───── Dataset content

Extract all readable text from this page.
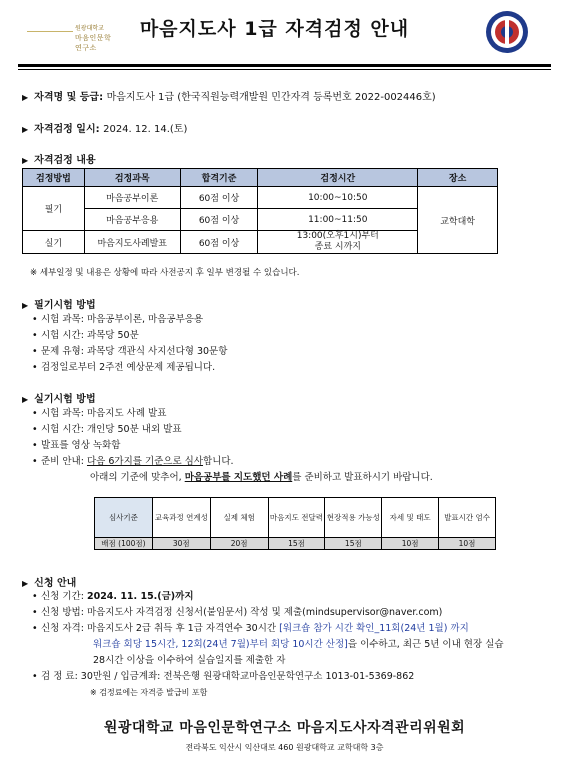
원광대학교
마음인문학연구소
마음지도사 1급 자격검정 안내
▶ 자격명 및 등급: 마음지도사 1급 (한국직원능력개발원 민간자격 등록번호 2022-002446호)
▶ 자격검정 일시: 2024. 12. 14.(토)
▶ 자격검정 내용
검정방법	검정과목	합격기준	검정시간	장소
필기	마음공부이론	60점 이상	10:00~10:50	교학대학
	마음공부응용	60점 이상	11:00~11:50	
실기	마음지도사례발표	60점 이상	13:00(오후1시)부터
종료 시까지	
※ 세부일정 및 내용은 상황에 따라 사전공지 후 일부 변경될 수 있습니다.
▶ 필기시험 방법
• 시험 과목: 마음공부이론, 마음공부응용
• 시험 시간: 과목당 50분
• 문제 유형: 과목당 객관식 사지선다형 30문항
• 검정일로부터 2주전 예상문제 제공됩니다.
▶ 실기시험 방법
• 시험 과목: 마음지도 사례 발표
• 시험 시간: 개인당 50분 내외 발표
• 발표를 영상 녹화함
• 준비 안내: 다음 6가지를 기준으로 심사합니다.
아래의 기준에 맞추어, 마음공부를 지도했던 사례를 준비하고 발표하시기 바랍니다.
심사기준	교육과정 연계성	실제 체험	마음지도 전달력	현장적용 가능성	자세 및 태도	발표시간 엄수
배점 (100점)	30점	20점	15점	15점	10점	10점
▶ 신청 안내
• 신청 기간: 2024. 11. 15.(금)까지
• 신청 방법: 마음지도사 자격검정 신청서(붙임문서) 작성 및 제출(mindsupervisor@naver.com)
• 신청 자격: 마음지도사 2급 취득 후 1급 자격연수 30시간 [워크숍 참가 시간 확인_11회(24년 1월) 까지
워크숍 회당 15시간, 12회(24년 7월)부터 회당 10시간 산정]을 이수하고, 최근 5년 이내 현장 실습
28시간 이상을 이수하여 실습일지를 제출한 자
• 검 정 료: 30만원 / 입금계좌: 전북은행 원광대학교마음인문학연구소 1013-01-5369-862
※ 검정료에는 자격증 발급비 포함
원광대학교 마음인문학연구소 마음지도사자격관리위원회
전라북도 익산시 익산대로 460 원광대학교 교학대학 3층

──────────

- Goal -
Take every line above carrying "자격검정" and return it.

- Exercise result -
마음지도사 1급 자격검정 안내
▶ 자격검정 일시: 2024. 12. 14.(토)
▶ 자격검정 내용
• 신청 방법: 마음지도사 자격검정 신청서(붙임문서) 작성 및 제출(mindsupervisor@naver.com)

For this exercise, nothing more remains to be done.